Direction –
Select each line where the word "bagels" appears.

* BEGIN The records *

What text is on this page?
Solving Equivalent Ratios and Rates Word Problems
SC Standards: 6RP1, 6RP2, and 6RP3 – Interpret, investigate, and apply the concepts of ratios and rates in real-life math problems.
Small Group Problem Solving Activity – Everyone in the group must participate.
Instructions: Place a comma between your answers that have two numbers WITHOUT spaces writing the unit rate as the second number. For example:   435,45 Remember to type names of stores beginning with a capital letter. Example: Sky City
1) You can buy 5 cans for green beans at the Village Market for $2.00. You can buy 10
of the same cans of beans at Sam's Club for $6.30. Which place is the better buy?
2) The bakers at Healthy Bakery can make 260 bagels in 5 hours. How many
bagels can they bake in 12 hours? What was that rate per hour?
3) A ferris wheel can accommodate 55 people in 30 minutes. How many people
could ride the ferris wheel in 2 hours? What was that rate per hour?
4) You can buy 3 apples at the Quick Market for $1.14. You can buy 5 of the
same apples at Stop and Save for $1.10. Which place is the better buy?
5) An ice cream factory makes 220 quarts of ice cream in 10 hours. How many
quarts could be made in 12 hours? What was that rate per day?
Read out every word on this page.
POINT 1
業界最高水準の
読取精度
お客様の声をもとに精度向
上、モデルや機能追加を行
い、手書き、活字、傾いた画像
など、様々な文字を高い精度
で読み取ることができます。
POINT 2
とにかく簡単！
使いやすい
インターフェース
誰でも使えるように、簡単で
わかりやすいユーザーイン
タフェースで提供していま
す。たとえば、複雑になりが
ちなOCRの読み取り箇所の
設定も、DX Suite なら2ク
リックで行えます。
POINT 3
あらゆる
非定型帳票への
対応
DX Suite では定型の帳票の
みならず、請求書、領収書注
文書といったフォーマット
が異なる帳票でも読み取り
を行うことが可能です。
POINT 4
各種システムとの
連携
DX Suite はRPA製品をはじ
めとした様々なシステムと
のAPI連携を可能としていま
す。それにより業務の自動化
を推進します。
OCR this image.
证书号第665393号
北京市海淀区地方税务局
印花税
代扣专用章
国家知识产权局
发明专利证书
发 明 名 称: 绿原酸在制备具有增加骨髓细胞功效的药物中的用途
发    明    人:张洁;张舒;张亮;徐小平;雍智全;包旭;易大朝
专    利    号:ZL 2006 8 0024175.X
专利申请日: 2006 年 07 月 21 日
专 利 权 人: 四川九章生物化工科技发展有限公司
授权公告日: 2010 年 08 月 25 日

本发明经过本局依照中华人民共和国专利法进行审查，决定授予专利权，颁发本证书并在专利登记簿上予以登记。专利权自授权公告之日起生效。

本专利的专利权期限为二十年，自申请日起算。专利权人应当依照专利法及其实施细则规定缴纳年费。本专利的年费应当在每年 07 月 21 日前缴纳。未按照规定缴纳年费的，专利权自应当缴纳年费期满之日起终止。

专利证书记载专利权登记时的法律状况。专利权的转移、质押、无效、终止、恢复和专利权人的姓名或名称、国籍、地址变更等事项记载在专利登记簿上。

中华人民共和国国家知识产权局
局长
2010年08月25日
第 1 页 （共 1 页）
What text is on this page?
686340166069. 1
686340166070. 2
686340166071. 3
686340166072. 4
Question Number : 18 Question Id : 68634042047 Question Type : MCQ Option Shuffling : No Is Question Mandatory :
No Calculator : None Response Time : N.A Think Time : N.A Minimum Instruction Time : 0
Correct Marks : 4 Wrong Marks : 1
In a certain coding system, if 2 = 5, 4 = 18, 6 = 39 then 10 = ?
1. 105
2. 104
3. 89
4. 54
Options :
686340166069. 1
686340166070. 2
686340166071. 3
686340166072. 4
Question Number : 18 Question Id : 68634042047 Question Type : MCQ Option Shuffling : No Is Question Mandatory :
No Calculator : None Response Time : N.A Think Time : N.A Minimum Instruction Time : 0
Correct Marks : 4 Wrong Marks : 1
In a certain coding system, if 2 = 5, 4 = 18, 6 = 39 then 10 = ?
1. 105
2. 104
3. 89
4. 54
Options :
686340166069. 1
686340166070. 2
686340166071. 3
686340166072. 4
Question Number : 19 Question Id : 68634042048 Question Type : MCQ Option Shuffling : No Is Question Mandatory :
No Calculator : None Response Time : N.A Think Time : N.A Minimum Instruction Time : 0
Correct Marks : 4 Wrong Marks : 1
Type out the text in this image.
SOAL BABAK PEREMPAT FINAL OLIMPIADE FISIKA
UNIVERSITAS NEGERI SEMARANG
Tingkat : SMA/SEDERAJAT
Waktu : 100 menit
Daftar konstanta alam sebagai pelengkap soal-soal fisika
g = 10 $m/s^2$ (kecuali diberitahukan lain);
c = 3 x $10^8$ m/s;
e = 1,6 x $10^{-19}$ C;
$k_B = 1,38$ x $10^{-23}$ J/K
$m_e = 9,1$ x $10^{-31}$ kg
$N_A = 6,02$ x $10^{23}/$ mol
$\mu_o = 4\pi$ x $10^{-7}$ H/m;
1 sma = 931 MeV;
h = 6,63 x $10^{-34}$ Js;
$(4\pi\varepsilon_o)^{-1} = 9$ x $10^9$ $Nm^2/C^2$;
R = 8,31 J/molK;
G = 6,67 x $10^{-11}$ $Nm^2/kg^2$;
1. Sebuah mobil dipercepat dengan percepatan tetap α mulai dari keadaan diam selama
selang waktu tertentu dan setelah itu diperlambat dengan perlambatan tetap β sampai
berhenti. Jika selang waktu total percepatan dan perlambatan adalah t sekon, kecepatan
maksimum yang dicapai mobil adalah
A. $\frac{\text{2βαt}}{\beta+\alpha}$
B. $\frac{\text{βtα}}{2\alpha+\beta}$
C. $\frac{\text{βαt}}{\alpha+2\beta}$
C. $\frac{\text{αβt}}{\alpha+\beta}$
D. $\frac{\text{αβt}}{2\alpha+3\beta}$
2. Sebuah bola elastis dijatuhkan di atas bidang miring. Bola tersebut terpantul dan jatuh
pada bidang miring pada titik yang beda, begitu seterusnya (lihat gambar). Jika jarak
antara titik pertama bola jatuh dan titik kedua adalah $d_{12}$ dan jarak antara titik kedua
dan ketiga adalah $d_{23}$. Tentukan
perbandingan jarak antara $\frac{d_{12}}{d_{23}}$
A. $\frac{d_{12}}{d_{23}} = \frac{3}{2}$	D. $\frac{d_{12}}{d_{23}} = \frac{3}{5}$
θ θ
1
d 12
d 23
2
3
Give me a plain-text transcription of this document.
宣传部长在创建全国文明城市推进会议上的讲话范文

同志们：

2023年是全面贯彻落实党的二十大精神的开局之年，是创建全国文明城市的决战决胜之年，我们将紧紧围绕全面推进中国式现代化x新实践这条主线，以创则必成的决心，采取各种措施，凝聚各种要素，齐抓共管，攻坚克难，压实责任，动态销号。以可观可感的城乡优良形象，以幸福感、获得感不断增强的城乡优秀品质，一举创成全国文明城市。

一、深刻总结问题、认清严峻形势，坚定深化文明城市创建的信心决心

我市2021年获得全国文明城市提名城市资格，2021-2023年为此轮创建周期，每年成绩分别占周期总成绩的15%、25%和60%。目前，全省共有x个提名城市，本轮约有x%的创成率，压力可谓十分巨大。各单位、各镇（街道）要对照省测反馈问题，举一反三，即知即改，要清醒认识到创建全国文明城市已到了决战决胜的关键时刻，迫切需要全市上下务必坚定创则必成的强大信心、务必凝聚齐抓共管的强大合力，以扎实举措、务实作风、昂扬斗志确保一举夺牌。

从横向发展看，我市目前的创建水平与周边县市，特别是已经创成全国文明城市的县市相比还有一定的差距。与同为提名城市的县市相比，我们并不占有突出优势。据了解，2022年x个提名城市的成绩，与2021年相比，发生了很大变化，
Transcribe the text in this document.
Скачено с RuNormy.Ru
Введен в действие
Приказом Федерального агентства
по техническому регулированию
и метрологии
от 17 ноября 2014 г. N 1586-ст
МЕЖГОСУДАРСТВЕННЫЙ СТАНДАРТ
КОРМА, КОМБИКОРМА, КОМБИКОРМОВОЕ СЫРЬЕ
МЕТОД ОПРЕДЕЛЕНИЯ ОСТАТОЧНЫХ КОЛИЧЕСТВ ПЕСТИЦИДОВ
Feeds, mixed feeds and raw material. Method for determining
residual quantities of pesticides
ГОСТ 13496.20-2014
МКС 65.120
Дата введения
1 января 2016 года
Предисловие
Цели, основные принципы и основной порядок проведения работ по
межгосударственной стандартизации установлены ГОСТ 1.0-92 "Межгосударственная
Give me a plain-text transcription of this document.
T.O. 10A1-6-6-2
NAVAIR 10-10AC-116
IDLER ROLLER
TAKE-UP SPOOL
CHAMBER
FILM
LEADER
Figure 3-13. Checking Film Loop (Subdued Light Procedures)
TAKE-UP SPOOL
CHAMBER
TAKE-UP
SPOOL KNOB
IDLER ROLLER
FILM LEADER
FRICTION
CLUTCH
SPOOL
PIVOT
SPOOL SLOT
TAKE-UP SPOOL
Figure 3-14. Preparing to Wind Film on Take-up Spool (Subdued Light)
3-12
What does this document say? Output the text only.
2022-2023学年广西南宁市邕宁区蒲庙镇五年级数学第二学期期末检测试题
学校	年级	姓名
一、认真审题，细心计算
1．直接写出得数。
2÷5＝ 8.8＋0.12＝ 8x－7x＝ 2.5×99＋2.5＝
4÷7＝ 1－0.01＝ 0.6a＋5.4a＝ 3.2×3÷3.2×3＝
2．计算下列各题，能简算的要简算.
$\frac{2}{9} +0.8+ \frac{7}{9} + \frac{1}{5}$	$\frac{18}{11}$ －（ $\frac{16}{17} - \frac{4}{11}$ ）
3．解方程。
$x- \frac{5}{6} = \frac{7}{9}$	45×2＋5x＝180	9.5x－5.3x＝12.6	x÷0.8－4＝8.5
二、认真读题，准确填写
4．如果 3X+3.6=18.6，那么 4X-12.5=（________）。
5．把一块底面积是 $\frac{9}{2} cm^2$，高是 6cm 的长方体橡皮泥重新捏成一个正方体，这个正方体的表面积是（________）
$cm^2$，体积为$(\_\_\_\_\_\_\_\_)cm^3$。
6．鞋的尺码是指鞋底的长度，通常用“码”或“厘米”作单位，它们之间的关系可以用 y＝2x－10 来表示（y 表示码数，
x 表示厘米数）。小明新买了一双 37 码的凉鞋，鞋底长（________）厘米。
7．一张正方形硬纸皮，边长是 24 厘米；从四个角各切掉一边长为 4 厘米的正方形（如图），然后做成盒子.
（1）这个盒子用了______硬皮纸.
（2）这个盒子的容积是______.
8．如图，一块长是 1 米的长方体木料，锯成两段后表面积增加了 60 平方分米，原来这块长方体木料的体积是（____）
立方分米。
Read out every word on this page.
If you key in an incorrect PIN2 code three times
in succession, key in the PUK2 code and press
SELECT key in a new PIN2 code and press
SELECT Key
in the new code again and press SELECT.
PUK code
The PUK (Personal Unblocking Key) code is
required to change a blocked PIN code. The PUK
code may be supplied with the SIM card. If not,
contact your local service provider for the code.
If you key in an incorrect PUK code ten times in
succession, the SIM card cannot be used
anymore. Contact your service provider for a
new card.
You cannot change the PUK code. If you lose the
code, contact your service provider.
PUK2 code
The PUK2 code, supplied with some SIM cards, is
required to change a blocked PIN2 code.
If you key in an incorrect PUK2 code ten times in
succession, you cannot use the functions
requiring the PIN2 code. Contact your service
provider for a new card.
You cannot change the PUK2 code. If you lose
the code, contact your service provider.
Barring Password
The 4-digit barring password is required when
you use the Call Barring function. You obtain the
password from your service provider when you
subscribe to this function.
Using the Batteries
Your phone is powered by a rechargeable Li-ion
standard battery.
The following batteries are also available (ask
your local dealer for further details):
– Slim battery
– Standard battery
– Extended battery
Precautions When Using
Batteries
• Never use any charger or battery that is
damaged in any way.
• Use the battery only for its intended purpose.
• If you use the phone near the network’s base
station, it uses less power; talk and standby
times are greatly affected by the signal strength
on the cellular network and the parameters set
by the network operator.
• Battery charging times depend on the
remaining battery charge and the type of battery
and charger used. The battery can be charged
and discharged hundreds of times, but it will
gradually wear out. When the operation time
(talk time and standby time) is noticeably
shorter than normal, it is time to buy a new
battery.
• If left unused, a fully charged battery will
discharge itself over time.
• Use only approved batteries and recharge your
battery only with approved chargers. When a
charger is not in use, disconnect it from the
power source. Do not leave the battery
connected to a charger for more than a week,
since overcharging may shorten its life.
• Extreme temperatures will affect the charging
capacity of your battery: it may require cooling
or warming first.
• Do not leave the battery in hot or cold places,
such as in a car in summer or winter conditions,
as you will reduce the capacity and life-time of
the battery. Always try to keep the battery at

* END The records *

Reply to the exercise –
2) The bakers at Healthy Bakery can make 260 bagels in 5 hours. How many
bagels can they bake in 12 hours? What was that rate per hour?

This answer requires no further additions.